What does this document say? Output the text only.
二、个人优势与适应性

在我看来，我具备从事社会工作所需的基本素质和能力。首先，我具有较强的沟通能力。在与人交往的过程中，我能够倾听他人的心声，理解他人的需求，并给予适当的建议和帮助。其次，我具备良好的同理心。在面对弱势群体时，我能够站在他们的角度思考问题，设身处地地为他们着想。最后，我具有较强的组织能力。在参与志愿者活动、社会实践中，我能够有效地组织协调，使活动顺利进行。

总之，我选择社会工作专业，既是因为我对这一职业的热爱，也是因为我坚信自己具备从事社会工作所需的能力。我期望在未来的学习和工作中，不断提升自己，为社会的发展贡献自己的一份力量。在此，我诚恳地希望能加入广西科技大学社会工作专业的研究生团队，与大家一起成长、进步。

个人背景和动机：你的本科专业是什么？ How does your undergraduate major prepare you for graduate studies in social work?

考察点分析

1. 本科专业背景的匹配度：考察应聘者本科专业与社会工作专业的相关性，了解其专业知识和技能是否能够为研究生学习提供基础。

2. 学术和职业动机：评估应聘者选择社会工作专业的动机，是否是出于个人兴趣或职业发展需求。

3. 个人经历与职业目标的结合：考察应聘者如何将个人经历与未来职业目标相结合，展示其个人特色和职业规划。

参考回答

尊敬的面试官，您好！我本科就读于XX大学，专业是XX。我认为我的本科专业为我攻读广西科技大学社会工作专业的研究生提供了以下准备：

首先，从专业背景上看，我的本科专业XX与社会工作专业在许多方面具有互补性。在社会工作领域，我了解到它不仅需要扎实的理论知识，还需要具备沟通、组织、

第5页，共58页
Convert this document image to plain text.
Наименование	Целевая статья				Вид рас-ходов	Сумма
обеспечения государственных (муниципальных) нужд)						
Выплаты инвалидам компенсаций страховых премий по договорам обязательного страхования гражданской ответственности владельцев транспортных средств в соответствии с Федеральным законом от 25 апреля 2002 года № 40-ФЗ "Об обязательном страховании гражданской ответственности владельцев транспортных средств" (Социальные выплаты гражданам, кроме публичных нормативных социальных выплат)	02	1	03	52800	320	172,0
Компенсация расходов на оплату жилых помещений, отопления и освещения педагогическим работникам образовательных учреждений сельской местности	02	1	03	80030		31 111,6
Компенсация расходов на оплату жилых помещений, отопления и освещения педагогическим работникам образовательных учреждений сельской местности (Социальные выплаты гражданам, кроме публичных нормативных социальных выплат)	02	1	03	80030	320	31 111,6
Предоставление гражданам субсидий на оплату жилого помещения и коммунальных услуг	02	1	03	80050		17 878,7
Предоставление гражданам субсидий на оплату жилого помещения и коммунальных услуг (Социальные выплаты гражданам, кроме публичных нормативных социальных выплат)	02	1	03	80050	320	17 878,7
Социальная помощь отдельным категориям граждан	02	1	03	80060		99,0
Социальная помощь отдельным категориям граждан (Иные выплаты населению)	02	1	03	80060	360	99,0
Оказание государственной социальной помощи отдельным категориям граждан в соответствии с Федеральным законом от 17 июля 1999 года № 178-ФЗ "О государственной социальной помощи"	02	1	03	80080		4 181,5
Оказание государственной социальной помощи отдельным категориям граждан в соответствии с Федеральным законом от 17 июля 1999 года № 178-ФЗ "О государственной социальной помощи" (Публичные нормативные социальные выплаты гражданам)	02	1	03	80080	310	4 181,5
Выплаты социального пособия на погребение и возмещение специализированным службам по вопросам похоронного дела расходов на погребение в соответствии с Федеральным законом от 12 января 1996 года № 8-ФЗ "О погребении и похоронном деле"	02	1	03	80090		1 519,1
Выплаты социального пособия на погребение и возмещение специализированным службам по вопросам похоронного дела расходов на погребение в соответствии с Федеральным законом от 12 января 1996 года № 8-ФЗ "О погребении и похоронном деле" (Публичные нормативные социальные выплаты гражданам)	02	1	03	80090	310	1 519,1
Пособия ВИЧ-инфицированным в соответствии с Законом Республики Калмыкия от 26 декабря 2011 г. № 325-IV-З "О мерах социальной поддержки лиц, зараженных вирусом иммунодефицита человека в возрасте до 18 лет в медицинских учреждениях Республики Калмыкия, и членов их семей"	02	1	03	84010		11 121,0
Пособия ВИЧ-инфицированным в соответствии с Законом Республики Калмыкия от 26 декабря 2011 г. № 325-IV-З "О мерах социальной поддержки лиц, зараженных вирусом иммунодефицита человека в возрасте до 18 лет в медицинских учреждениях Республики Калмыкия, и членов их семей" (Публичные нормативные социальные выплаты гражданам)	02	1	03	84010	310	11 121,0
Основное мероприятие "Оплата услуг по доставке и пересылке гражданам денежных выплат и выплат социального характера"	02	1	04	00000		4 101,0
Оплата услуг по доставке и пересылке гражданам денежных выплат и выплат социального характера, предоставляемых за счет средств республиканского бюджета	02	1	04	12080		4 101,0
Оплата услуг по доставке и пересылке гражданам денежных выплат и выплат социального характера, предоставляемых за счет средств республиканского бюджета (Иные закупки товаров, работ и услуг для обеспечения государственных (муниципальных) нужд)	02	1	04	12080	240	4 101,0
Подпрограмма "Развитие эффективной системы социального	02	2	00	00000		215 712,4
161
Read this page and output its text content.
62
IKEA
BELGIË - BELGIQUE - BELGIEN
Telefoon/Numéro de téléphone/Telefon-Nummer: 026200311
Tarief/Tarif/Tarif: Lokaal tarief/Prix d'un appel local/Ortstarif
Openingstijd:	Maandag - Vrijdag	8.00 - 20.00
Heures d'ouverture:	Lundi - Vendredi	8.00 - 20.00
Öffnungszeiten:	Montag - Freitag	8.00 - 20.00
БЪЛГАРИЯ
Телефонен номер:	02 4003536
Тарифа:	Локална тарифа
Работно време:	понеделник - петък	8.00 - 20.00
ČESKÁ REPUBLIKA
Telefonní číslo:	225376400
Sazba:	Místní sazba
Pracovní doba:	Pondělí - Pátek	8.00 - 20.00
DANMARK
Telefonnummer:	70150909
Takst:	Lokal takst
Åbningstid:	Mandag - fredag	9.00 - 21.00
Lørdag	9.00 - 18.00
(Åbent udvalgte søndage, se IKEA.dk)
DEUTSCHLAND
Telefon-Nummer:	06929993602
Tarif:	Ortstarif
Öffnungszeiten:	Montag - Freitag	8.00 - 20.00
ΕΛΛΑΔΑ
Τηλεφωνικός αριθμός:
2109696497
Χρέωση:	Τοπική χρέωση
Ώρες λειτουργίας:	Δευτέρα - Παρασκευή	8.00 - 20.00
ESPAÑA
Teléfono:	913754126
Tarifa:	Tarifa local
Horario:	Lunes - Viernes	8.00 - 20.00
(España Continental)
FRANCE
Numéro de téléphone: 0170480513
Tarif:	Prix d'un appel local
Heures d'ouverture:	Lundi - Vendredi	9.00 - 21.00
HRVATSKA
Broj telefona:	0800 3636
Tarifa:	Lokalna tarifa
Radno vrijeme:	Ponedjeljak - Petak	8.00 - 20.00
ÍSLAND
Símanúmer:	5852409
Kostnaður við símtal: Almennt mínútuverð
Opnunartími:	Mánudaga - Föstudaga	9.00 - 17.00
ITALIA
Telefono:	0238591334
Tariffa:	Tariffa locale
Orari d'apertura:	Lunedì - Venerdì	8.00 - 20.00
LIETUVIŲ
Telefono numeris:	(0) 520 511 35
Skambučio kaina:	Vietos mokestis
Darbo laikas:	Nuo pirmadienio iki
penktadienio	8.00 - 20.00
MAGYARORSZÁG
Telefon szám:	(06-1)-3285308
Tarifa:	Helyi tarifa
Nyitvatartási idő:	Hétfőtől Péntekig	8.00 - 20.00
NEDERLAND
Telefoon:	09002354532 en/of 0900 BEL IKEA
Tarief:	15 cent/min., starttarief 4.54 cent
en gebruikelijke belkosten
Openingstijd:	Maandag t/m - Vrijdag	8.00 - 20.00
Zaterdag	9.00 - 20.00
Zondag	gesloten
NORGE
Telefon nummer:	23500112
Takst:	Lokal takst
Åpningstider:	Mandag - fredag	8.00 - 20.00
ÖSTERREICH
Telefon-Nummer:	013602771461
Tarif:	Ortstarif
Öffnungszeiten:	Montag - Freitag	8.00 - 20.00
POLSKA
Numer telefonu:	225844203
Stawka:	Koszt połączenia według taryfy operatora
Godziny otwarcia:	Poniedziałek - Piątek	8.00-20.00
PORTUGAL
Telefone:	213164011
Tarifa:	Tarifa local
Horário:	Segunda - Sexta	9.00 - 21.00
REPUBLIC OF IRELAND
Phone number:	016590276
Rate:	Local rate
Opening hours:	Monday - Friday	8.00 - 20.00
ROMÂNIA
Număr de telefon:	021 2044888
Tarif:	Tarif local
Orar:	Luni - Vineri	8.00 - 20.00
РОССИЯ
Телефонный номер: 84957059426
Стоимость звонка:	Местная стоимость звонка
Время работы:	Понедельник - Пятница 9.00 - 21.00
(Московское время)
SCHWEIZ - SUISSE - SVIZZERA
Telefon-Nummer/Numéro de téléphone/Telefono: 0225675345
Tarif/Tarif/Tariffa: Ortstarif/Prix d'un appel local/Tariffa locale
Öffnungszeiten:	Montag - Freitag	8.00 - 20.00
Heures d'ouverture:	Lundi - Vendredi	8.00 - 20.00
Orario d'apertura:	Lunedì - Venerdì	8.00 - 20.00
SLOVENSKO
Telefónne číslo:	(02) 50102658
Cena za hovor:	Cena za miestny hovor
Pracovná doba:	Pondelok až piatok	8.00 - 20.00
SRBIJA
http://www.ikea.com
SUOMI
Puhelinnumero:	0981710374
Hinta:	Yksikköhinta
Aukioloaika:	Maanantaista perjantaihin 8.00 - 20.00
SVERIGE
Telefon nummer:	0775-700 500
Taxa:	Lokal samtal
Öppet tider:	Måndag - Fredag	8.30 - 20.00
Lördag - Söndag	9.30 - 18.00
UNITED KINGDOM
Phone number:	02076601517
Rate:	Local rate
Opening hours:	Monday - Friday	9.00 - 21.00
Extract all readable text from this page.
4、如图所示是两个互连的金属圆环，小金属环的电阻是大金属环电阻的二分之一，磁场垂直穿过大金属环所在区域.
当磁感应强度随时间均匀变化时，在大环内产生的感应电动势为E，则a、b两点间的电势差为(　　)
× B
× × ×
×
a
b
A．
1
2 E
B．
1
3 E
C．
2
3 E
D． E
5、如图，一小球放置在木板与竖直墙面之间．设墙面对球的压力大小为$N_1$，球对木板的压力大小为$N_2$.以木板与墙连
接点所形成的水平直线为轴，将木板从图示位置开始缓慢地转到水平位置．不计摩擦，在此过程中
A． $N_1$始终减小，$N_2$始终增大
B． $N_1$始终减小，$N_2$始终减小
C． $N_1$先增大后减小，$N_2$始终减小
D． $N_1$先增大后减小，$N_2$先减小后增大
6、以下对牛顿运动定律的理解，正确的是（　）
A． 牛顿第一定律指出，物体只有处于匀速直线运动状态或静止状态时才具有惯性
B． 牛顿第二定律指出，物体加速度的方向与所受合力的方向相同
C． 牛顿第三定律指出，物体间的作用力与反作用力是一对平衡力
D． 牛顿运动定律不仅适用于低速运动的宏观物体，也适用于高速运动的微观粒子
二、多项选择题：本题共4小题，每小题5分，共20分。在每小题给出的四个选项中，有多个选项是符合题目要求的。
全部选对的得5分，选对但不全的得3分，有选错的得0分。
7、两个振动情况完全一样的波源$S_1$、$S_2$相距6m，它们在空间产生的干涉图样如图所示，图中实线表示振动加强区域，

============

Brief.
Identify every line above that includes the word "дела", and show those lines.

Response for this exercise.
Выплаты социального пособия на погребение и возмещение специализированным службам по вопросам похоронного дела расходов на погребение в соответствии с Федеральным законом от 12 января 1996 года № 8-ФЗ "О погребении и похоронном деле"	02	1	03	80090		1 519,1
Выплаты социального пособия на погребение и возмещение специализированным службам по вопросам похоронного дела расходов на погребение в соответствии с Федеральным законом от 12 января 1996 года № 8-ФЗ "О погребении и похоронном деле" (Публичные нормативные социальные выплаты гражданам)	02	1	03	80090	310	1 519,1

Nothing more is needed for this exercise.